• **PROBLEM DETAILS**: Select every line containing the word "أخرجه" from the material, and copy those lines.

---

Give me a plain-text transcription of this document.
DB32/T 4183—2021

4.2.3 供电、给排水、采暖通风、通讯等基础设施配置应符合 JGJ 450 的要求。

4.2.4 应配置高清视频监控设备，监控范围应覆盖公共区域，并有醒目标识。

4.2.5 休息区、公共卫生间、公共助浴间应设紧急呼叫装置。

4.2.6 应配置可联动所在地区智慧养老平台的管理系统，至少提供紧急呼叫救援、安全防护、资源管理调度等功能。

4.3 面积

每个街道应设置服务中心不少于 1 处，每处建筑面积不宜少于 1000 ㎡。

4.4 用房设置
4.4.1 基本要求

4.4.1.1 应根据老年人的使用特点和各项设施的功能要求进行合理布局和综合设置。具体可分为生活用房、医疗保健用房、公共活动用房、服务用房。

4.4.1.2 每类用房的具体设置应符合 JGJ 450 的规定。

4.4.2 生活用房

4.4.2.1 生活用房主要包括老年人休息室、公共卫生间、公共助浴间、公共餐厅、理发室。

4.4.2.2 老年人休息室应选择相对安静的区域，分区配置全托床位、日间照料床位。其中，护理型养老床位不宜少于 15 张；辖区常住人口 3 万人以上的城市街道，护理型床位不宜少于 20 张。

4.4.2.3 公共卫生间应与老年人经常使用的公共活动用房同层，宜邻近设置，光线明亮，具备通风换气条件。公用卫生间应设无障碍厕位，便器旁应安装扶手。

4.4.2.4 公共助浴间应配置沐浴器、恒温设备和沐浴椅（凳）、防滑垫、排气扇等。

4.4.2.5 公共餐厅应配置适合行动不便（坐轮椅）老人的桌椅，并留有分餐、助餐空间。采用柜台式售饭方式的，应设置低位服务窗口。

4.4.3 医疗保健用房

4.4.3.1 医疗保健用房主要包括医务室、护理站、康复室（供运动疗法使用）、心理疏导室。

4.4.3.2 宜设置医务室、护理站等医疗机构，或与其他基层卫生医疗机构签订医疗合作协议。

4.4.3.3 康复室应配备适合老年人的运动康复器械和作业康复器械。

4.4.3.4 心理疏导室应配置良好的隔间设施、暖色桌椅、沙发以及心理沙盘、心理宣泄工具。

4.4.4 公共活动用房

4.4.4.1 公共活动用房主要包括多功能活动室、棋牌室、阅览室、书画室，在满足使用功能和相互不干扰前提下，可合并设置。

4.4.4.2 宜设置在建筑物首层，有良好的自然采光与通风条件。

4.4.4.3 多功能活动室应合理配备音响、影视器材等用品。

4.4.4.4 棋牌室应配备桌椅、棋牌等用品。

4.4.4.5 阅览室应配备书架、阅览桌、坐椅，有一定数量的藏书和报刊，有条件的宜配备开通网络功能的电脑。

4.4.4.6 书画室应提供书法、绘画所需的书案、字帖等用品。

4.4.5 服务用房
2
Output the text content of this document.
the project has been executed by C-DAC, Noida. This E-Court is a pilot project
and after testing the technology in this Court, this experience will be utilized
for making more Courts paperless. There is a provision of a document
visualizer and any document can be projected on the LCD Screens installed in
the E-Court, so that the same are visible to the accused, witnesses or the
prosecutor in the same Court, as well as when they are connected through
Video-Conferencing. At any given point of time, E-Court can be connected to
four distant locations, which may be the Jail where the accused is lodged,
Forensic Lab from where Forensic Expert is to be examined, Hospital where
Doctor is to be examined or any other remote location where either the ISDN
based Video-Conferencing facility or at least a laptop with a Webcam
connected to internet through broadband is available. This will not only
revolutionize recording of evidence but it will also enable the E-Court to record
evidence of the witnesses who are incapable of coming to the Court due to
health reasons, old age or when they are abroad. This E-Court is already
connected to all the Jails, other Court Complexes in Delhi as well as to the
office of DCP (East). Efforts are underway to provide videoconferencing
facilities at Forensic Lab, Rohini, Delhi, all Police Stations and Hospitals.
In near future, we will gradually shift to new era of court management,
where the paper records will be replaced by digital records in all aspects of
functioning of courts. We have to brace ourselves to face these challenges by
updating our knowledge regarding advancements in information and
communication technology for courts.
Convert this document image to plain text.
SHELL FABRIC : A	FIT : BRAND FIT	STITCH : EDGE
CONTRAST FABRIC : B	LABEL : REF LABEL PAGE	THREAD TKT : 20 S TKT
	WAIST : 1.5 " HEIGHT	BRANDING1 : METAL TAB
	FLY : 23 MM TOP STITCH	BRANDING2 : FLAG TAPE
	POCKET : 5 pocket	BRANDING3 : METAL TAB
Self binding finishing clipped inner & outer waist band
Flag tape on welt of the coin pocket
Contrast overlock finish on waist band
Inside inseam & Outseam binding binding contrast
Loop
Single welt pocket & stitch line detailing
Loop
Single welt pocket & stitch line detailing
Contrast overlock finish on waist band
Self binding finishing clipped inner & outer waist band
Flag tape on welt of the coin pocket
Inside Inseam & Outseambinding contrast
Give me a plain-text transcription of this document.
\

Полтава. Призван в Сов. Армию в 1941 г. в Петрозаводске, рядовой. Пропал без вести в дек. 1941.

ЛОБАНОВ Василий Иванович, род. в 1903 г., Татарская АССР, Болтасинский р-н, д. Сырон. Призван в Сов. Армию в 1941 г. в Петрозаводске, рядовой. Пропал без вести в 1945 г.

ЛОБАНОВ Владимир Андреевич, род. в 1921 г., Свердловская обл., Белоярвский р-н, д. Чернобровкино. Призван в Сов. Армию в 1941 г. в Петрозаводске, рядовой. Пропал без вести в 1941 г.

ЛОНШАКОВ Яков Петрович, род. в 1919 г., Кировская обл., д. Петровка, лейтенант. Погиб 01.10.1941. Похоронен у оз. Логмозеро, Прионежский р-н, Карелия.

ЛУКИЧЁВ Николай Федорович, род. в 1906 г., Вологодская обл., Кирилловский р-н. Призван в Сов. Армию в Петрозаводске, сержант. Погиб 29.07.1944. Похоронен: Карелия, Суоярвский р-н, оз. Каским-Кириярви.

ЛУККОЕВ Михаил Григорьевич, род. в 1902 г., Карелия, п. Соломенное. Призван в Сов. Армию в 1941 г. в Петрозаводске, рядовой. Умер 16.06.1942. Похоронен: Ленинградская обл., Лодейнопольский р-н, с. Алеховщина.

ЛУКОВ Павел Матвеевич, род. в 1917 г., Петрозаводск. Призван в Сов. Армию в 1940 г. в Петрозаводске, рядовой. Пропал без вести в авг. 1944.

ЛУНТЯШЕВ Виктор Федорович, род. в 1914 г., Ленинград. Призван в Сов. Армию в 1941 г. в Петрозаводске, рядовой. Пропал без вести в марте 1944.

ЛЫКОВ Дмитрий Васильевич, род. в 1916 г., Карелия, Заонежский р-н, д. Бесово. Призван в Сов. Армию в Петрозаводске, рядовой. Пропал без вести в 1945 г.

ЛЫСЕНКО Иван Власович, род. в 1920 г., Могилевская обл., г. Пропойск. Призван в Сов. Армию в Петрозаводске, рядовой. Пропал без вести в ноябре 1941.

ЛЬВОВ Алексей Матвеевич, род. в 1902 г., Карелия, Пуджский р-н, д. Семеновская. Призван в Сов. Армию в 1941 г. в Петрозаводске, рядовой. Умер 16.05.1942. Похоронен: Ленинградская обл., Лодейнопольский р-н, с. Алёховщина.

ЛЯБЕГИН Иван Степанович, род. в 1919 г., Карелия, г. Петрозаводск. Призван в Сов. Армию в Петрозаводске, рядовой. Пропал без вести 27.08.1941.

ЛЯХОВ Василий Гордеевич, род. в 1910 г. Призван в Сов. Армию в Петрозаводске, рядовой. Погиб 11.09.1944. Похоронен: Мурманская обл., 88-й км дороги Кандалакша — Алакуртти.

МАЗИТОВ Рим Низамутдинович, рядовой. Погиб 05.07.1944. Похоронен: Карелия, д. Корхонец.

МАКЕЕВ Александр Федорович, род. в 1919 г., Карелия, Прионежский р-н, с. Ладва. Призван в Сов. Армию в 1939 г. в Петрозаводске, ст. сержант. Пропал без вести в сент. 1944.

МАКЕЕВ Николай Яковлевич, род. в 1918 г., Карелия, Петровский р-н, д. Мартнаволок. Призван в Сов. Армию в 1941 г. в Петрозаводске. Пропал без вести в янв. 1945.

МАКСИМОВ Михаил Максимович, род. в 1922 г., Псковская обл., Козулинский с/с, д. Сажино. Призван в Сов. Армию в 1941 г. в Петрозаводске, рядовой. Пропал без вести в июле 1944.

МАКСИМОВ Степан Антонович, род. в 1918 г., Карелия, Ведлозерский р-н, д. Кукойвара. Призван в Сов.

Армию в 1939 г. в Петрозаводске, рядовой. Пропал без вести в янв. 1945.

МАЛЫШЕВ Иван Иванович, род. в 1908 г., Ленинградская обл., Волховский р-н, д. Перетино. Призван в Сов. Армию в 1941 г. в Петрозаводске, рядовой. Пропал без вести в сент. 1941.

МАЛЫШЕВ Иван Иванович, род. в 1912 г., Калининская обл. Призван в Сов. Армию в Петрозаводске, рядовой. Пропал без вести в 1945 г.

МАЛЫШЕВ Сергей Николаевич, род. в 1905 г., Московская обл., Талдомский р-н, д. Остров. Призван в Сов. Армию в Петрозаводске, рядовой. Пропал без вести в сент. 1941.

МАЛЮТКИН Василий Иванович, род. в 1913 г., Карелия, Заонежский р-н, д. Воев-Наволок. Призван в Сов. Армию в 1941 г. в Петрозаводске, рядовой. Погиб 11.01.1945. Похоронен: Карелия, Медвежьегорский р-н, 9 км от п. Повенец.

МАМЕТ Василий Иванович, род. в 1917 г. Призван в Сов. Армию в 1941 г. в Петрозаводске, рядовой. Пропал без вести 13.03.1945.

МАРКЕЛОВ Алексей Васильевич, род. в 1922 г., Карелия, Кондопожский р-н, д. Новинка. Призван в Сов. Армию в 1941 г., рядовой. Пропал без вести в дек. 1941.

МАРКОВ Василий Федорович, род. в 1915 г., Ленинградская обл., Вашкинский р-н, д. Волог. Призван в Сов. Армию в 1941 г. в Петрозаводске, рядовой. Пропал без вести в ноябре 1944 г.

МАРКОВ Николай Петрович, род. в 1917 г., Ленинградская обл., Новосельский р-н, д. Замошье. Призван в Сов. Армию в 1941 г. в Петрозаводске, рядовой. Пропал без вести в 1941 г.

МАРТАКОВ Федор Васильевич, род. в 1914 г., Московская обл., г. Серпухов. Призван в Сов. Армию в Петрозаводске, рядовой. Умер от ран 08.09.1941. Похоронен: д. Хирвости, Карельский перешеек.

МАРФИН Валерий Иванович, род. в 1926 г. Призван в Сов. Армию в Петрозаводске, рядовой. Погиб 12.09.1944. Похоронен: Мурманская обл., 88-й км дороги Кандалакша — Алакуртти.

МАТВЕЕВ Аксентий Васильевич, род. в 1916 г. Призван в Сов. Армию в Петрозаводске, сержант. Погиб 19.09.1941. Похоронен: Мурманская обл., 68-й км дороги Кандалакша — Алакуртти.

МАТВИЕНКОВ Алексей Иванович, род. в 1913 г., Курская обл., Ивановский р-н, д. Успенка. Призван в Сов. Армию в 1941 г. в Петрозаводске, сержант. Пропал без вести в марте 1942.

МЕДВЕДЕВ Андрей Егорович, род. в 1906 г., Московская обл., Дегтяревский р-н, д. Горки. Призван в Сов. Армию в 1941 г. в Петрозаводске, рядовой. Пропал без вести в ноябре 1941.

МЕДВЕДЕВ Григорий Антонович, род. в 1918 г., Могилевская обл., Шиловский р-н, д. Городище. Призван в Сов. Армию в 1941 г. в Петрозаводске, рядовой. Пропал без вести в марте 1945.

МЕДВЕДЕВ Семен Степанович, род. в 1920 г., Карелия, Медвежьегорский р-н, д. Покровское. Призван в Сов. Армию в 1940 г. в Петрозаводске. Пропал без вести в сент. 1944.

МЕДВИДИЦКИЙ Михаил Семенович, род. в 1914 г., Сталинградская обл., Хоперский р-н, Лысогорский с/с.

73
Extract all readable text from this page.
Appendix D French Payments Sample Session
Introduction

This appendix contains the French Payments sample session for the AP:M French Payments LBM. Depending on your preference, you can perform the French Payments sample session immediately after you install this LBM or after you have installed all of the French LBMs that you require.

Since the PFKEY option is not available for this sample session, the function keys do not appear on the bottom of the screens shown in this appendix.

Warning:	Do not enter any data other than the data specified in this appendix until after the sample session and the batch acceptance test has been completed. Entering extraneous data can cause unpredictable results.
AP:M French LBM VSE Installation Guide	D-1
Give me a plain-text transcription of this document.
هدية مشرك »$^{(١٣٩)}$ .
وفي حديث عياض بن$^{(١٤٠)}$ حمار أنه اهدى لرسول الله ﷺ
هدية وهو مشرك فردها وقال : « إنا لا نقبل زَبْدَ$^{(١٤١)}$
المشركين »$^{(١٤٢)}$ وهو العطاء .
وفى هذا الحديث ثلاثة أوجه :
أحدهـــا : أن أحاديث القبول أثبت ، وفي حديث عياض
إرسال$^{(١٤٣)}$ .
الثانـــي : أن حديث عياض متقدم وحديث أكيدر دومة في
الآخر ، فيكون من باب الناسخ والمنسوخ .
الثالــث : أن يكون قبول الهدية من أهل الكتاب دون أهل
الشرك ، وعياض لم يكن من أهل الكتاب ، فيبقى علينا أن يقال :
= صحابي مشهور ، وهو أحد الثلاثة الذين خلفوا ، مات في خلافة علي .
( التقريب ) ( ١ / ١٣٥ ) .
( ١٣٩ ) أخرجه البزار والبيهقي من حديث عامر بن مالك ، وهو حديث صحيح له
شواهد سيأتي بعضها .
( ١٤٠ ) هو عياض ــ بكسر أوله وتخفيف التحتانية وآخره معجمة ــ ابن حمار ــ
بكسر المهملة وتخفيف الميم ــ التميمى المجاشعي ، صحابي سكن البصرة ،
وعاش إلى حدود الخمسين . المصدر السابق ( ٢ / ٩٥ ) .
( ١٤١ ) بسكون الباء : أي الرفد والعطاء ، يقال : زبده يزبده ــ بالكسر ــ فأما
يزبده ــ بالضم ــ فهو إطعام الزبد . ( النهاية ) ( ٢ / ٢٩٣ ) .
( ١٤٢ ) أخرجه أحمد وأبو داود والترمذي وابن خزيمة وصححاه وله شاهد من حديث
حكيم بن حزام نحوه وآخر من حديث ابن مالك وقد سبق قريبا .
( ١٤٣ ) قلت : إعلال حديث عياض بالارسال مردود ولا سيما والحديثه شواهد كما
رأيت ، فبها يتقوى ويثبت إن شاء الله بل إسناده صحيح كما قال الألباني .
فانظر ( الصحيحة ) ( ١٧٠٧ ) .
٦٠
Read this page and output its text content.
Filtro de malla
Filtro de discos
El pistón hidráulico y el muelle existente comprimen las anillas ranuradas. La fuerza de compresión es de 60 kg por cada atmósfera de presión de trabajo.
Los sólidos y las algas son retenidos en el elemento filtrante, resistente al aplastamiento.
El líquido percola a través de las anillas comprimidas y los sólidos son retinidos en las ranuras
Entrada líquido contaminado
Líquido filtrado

---

• **EXERCISE SOLUTION**:
( ١٣٩ ) أخرجه البزار والبيهقي من حديث عامر بن مالك ، وهو حديث صحيح له
( ١٤٢ ) أخرجه أحمد وأبو داود والترمذي وابن خزيمة وصححاه وله شاهد من حديث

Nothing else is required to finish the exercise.